### [PROVIDED RECORDS]
■ ■ ■ ■

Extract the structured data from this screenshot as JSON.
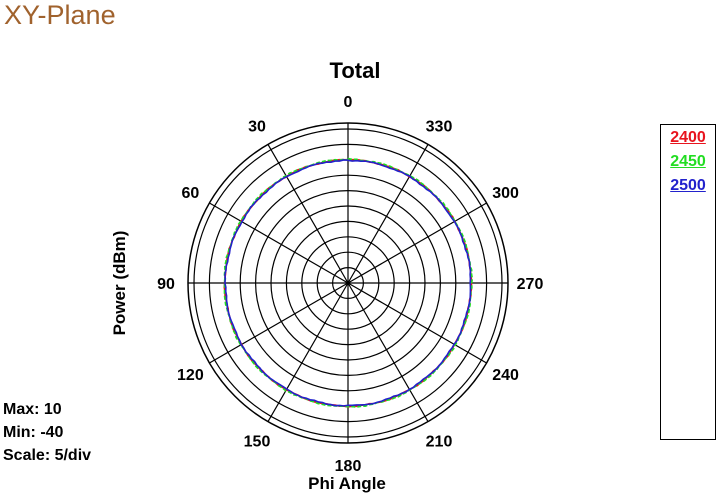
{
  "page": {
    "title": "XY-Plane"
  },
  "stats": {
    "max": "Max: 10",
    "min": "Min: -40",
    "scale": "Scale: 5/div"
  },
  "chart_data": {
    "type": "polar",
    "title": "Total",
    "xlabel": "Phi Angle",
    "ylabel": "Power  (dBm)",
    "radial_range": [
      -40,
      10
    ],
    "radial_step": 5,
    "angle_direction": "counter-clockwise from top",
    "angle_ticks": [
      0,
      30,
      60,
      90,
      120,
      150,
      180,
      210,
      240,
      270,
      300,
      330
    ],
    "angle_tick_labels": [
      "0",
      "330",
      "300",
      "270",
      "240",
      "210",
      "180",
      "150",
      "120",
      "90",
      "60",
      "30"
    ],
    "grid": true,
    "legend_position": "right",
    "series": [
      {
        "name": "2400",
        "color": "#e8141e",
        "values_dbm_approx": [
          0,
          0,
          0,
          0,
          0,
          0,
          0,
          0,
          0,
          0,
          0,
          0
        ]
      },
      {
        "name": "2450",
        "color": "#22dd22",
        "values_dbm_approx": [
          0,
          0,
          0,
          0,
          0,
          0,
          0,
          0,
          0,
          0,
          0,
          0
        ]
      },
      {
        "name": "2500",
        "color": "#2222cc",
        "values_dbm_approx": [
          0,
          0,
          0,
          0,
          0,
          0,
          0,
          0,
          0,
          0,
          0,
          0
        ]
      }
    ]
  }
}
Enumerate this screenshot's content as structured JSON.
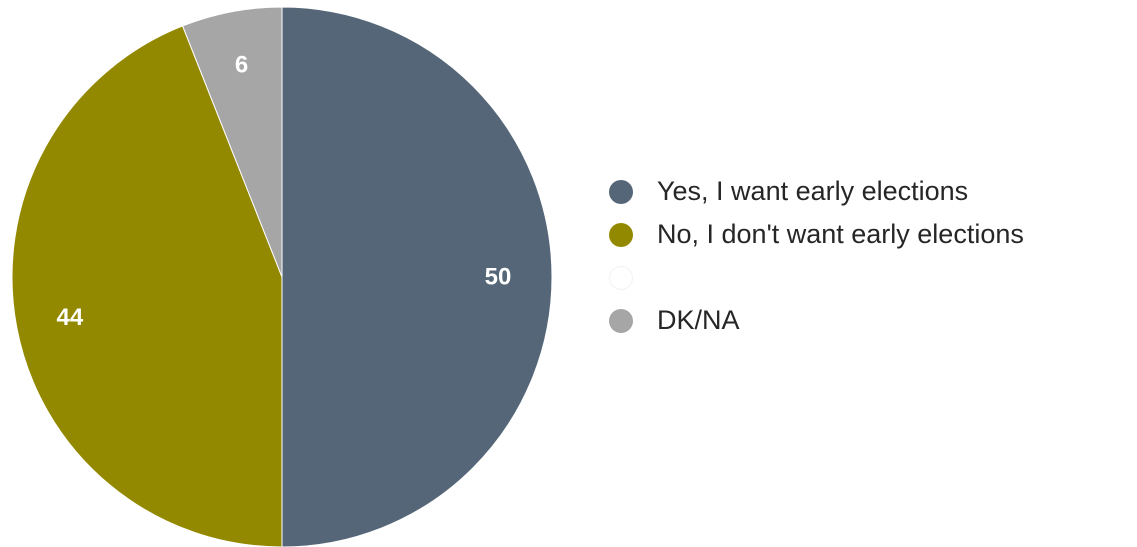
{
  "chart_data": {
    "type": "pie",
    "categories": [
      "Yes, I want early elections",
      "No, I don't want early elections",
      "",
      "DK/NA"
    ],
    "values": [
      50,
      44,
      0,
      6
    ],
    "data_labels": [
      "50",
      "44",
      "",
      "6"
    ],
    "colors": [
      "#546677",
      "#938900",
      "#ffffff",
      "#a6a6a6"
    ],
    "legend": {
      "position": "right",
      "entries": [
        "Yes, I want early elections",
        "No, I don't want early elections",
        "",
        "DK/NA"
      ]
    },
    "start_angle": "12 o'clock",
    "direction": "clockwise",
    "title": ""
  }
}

■ ■ ■ ■

### [YOUR GOAL]
Filter the entries above down to the lines containing the word "from".

### [REPLY]
Extract the structured data from this screenshot as JSON.
    "angle_direction": "counter-clockwise from top",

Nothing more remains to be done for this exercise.